> **TASK REQUIREMENTS**
Skip every picture and transcribe the remaining material exactly.

> **INPUT ROWS**
══════

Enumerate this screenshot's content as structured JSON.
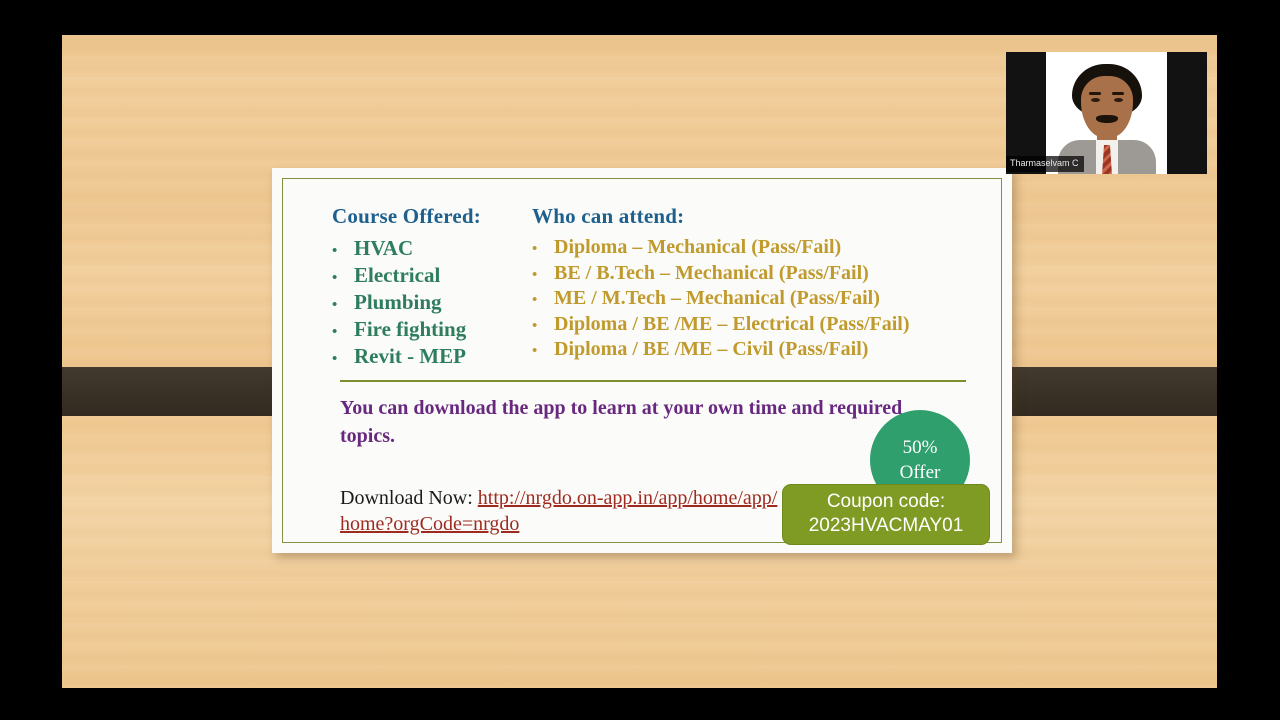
{
  "window": {
    "type": "video-player-letterbox",
    "background_color": "#000000"
  },
  "slide": {
    "background_color": "#eec791",
    "card_background": "#fbfbf9",
    "card_border_color": "#7f9340",
    "ribbon_color": "#393125",
    "divider_color": "#7d8f2c",
    "columns": {
      "left": {
        "heading": "Course Offered:",
        "heading_color": "#1d5f8d",
        "item_color": "#2e7d5e",
        "bullet_glyph": "•",
        "items": [
          "HVAC",
          "Electrical",
          "Plumbing",
          "Fire fighting",
          "Revit - MEP"
        ]
      },
      "right": {
        "heading": "Who can attend:",
        "heading_color": "#1d5f8d",
        "item_color": "#c09a2c",
        "bullet_glyph": "•",
        "items": [
          "Diploma – Mechanical (Pass/Fail)",
          "BE / B.Tech – Mechanical (Pass/Fail)",
          "ME / M.Tech – Mechanical (Pass/Fail)",
          "Diploma / BE /ME – Electrical (Pass/Fail)",
          "Diploma / BE /ME – Civil (Pass/Fail)"
        ]
      }
    },
    "promo_text": "You can download the app to learn at your own time and required topics.",
    "promo_text_color": "#68287f",
    "download": {
      "label": "Download Now: ",
      "url_text": "http://nrgdo.on-app.in/app/home/app/home?orgCode=nrgdo",
      "url_color": "#9e2a20"
    },
    "offer_badge": {
      "line1": "50%",
      "line2": "Offer",
      "color": "#2e9f6d"
    },
    "coupon": {
      "label": "Coupon code:",
      "code": "2023HVACMAY01",
      "color": "#7f9b23"
    }
  },
  "webcam": {
    "participant_name": "Tharmaselvam C",
    "background_color": "#121212"
  }
}
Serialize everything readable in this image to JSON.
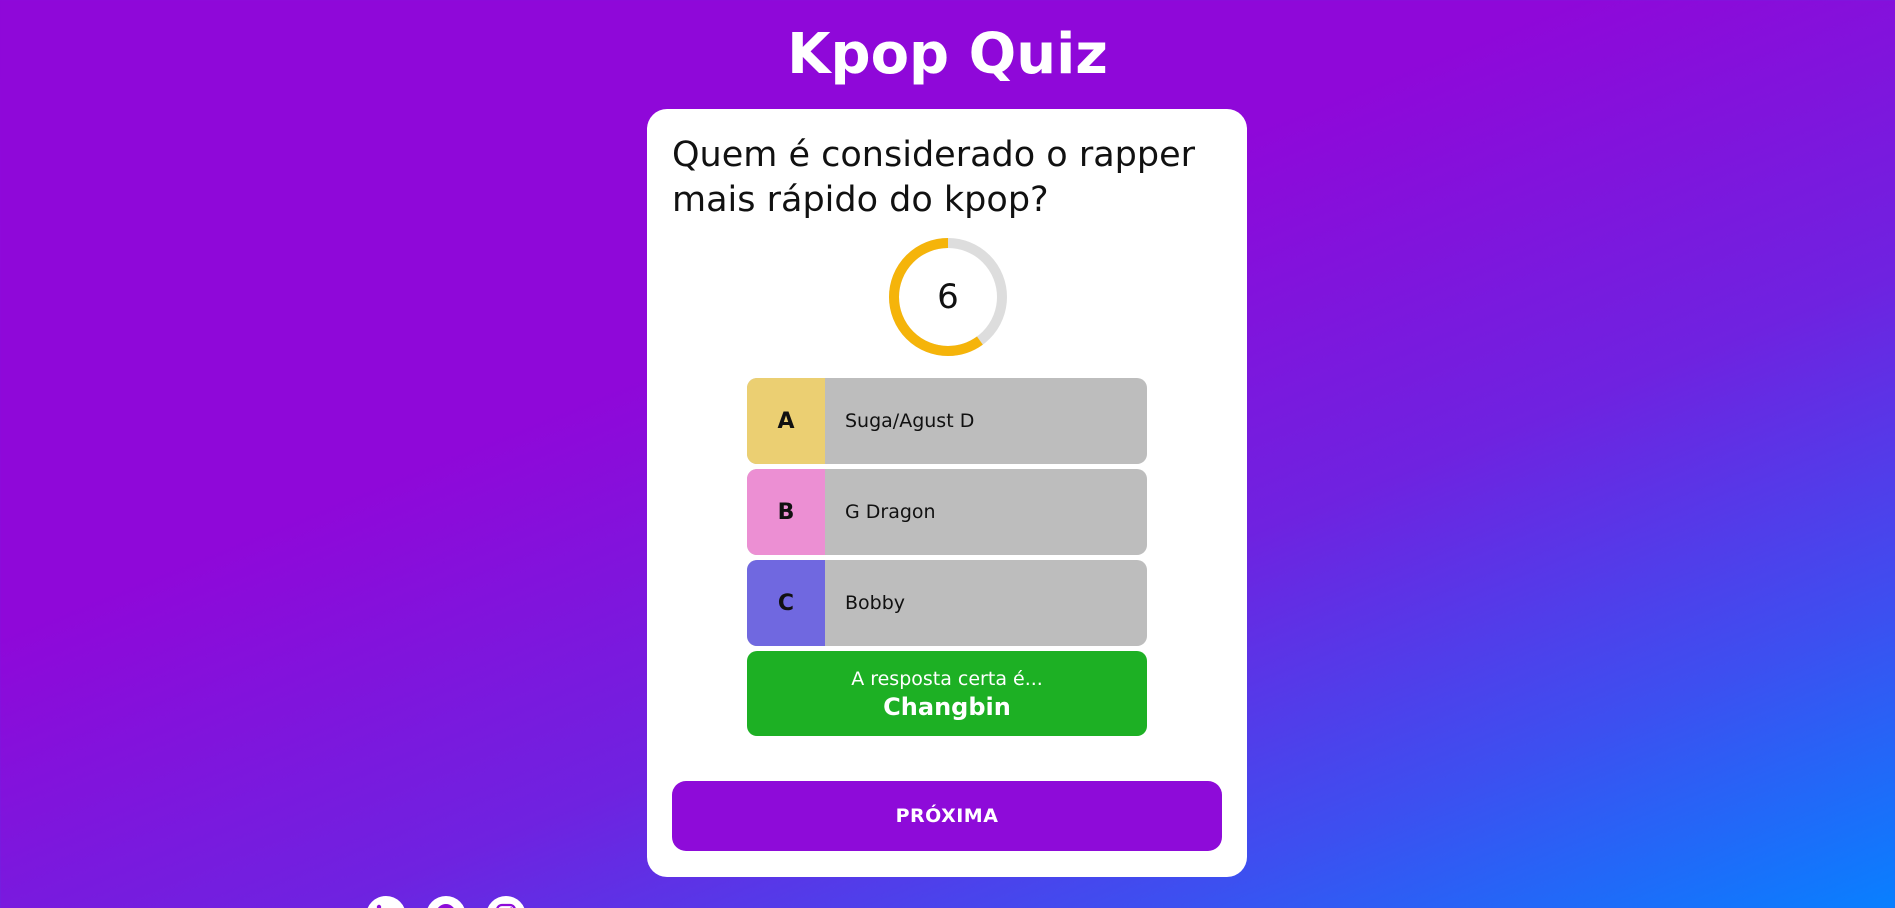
{
  "app": {
    "title": "Kpop Quiz"
  },
  "quiz": {
    "question": "Quem é considerado o rapper mais rápido do kpop?",
    "timer": {
      "value": "6",
      "progress_fraction": 0.6,
      "ring_color": "#f5b40a",
      "track_color": "#dddddd"
    },
    "answers": [
      {
        "letter": "A",
        "text": "Suga/Agust D",
        "color": "#ebcf72"
      },
      {
        "letter": "B",
        "text": "G Dragon",
        "color": "#ec8fd3"
      },
      {
        "letter": "C",
        "text": "Bobby",
        "color": "#7068e0"
      }
    ],
    "correct": {
      "lead": "A resposta certa é...",
      "answer": "Changbin",
      "color": "#1db024"
    },
    "next_label": "PRÓXIMA"
  },
  "footer": {
    "social_icons": [
      "linkedin-icon",
      "github-icon",
      "instagram-icon"
    ]
  },
  "colors": {
    "background_top": "#8f08d9",
    "background_bottom": "#0880ff",
    "accent": "#8e0bd9"
  }
}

══════

> **EXERCISE RESPONSE**
Enumerate this screenshot's content as structured JSON.
{
  "window": {
    "type": "video-player-letterbox",
    "background_color": "#000000"
  },
  "slide": {
    "background_color": "#eec791",
    "card_background": "#fbfbf9",
    "card_border_color": "#7f9340",
    "ribbon_color": "#393125",
    "divider_color": "#7d8f2c",
    "columns": {
      "left": {
        "heading": "Course Offered:",
        "heading_color": "#1d5f8d",
        "item_color": "#2e7d5e",
        "bullet_glyph": "•",
        "items": [
          "HVAC",
          "Electrical",
          "Plumbing",
          "Fire fighting",
          "Revit - MEP"
        ]
      },
      "right": {
        "heading": "Who can attend:",
        "heading_color": "#1d5f8d",
        "item_color": "#c09a2c",
        "bullet_glyph": "•",
        "items": [
          "Diploma – Mechanical (Pass/Fail)",
          "BE / B.Tech – Mechanical (Pass/Fail)",
          "ME / M.Tech – Mechanical (Pass/Fail)",
          "Diploma / BE /ME – Electrical (Pass/Fail)",
          "Diploma / BE /ME – Civil (Pass/Fail)"
        ]
      }
    },
    "promo_text": "You can download the app to learn at your own time and required topics.",
    "promo_text_color": "#68287f",
    "download": {
      "label": "Download Now: ",
      "url_text": "http://nrgdo.on-app.in/app/home/app/home?orgCode=nrgdo",
      "url_color": "#9e2a20"
    },
    "offer_badge": {
      "line1": "50%",
      "line2": "Offer",
      "color": "#2e9f6d"
    },
    "coupon": {
      "label": "Coupon code:",
      "code": "2023HVACMAY01",
      "color": "#7f9b23"
    }
  },
  "webcam": {
    "participant_name": "Tharmaselvam C",
    "background_color": "#121212"
  }
}
Serialize everything readable in this image to JSON.
{
  "app": {
    "title": "Kpop Quiz"
  },
  "quiz": {
    "question": "Quem é considerado o rapper mais rápido do kpop?",
    "timer": {
      "value": "6",
      "progress_fraction": 0.6,
      "ring_color": "#f5b40a",
      "track_color": "#dddddd"
    },
    "answers": [
      {
        "letter": "A",
        "text": "Suga/Agust D",
        "color": "#ebcf72"
      },
      {
        "letter": "B",
        "text": "G Dragon",
        "color": "#ec8fd3"
      },
      {
        "letter": "C",
        "text": "Bobby",
        "color": "#7068e0"
      }
    ],
    "correct": {
      "lead": "A resposta certa é...",
      "answer": "Changbin",
      "color": "#1db024"
    },
    "next_label": "PRÓXIMA"
  },
  "footer": {
    "social_icons": [
      "linkedin-icon",
      "github-icon",
      "instagram-icon"
    ]
  },
  "colors": {
    "background_top": "#8f08d9",
    "background_bottom": "#0880ff",
    "accent": "#8e0bd9"
  }
}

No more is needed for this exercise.